◆ Exercise input ◆
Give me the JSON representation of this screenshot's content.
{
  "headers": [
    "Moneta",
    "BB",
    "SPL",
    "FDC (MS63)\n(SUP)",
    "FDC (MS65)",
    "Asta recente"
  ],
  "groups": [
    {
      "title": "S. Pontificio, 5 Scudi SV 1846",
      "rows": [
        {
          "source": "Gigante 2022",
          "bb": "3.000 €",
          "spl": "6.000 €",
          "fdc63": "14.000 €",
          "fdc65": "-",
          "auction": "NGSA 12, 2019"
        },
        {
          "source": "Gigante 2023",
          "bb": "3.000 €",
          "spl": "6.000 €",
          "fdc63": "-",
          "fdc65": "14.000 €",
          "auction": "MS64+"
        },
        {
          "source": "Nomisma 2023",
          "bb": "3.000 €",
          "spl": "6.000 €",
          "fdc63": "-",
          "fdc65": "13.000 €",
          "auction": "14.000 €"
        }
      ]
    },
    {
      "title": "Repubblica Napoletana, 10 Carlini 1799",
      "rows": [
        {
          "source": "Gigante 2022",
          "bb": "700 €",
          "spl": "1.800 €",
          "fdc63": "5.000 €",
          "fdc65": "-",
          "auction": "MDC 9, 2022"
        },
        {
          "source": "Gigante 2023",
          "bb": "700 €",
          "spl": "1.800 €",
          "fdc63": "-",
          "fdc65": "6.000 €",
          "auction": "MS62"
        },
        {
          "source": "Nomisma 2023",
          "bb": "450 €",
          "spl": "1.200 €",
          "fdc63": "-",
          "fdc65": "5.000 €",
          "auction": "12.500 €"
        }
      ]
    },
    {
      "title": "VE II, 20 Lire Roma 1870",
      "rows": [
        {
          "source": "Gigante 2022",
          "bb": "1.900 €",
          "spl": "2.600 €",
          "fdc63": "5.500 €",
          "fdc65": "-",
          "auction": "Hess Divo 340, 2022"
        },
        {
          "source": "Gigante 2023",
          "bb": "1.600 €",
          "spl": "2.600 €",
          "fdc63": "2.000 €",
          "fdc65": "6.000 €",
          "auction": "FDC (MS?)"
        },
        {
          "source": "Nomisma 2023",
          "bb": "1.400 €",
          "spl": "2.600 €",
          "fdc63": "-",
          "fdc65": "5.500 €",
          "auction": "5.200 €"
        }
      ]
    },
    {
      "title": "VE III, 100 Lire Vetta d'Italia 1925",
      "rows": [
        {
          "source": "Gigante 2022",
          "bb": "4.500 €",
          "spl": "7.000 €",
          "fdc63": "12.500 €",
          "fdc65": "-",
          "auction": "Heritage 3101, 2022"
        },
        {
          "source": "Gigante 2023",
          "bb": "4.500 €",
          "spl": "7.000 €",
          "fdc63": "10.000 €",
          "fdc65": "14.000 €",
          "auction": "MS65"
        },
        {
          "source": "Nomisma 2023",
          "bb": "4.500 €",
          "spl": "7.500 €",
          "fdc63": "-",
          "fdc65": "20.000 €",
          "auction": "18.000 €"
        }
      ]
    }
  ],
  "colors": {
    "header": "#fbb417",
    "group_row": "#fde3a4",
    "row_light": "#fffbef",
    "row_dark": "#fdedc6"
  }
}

--

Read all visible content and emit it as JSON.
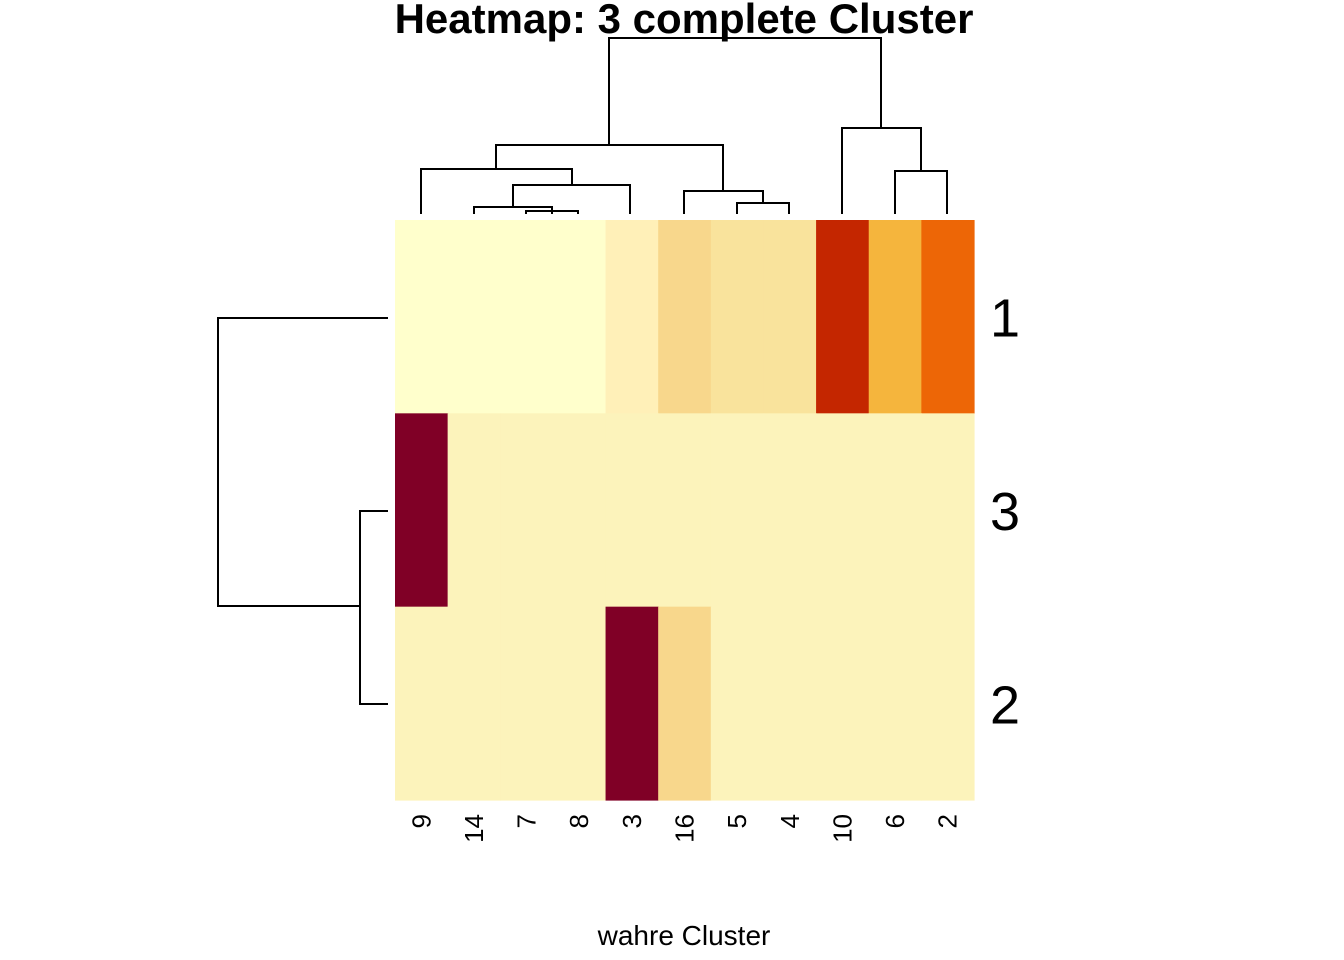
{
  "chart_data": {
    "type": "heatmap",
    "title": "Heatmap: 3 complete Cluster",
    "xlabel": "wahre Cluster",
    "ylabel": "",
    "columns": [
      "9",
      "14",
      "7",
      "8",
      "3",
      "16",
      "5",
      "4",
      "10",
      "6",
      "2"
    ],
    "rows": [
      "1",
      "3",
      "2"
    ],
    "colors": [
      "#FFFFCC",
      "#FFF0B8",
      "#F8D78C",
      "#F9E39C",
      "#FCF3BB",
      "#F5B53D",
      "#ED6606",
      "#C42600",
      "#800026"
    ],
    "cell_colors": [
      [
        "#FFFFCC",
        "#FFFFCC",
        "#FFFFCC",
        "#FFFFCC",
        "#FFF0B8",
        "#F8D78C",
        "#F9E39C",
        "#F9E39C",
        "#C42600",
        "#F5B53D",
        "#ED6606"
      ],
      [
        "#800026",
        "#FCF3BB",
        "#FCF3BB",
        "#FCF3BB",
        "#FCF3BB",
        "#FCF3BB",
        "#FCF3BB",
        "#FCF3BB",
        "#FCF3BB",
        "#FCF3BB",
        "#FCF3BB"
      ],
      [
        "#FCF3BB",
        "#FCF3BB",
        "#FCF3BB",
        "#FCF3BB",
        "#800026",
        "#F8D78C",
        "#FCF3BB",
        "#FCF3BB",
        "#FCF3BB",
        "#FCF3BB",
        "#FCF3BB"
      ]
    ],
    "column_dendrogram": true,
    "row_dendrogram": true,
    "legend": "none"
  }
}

◆ Aim ◆
Exactly how many lines contain "title"? State the number and nothing else.

◆ Right answer ◆
5